Copy each line of the entries beneath that contains the word "page".
begin INPUT MATERIAL
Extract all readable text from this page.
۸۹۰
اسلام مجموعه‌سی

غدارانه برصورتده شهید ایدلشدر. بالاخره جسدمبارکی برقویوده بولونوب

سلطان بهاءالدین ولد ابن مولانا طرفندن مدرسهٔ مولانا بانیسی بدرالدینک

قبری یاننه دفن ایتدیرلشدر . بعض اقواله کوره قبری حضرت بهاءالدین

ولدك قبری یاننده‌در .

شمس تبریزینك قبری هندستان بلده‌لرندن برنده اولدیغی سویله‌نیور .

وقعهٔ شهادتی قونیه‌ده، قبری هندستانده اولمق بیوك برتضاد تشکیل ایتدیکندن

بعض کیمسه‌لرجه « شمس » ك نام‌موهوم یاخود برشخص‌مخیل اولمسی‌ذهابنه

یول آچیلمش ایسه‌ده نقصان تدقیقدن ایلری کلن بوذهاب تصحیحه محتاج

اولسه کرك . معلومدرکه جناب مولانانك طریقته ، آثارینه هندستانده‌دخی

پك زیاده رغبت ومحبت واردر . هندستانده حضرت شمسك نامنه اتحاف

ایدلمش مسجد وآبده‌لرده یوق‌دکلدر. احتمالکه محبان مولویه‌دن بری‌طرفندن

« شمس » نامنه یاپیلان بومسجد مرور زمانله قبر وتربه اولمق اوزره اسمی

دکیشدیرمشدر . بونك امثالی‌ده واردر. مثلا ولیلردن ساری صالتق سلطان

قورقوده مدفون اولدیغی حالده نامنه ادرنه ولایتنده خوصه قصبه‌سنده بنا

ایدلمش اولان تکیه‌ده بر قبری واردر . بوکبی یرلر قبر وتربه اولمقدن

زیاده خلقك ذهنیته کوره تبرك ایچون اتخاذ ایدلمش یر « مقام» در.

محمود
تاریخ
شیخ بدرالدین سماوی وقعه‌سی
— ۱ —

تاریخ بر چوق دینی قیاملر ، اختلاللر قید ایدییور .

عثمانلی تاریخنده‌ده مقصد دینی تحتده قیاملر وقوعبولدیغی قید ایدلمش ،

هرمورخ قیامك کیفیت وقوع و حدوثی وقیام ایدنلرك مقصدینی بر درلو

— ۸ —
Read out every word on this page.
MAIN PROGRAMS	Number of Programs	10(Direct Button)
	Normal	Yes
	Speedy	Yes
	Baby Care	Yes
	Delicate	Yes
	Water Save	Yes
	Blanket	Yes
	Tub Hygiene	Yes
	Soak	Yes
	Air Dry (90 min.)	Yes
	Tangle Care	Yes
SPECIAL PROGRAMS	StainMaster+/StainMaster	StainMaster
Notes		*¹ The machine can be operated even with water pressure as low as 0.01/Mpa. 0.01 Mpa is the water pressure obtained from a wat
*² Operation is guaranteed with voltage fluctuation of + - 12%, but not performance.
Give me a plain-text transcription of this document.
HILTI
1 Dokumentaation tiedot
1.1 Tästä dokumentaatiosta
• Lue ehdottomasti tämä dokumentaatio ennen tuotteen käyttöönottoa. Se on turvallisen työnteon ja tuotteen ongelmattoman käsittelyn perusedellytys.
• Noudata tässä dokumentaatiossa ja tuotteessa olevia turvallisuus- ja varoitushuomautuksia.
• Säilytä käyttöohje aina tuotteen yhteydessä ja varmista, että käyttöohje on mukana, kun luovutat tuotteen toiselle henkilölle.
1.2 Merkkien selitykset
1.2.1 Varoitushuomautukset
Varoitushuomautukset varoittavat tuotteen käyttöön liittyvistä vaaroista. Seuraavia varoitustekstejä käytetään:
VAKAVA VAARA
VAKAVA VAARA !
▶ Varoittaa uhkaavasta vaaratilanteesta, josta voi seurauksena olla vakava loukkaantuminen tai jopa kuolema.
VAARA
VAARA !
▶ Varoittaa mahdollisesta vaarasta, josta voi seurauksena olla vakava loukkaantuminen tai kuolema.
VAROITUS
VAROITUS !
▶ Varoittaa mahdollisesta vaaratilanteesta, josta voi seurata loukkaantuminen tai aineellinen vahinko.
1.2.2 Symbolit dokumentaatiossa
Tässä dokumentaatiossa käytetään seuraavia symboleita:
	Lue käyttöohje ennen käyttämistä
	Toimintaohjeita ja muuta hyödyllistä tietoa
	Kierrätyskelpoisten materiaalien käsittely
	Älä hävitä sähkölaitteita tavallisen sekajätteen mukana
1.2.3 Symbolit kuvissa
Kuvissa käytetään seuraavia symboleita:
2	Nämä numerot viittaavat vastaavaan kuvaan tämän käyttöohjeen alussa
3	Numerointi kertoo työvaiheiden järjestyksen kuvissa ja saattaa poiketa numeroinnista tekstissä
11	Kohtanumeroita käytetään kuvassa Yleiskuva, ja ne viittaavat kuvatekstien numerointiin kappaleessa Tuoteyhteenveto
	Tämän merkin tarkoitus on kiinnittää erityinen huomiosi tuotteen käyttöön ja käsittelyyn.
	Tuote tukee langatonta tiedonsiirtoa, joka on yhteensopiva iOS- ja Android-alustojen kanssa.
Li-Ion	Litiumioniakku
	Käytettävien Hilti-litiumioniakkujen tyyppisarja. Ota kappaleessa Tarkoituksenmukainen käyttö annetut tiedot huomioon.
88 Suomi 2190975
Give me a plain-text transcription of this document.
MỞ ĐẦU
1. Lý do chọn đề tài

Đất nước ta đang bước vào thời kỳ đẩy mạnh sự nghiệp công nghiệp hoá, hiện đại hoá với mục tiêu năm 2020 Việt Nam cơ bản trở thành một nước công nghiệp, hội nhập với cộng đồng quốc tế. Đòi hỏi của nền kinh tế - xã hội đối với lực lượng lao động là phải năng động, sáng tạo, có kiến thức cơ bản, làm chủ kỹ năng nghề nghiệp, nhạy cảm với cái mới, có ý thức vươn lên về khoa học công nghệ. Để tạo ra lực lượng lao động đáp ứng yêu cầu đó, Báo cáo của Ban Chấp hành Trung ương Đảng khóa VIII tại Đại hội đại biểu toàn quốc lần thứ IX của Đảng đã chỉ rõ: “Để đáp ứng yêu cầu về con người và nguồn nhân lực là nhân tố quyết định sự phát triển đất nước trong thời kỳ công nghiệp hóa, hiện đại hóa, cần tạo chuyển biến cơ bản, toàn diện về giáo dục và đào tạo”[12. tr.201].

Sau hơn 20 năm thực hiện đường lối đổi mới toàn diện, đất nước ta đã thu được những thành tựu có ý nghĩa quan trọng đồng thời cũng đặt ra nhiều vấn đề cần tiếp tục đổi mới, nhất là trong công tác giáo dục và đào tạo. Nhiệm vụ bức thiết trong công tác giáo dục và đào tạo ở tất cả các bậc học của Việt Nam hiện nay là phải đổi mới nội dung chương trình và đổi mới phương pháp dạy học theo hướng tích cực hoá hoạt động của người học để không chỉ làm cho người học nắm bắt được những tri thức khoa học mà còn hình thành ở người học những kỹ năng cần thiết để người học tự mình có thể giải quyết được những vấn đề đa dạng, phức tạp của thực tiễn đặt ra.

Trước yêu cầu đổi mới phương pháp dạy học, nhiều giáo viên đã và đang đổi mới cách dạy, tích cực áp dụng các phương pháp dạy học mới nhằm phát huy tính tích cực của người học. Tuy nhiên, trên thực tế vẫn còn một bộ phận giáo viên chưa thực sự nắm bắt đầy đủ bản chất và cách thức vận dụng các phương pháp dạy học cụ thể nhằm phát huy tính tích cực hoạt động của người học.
end INPUT MATERIAL
● SOLUTION TO THE EXERCISE:
Extract all readable text from this page.
Read out every word on this page.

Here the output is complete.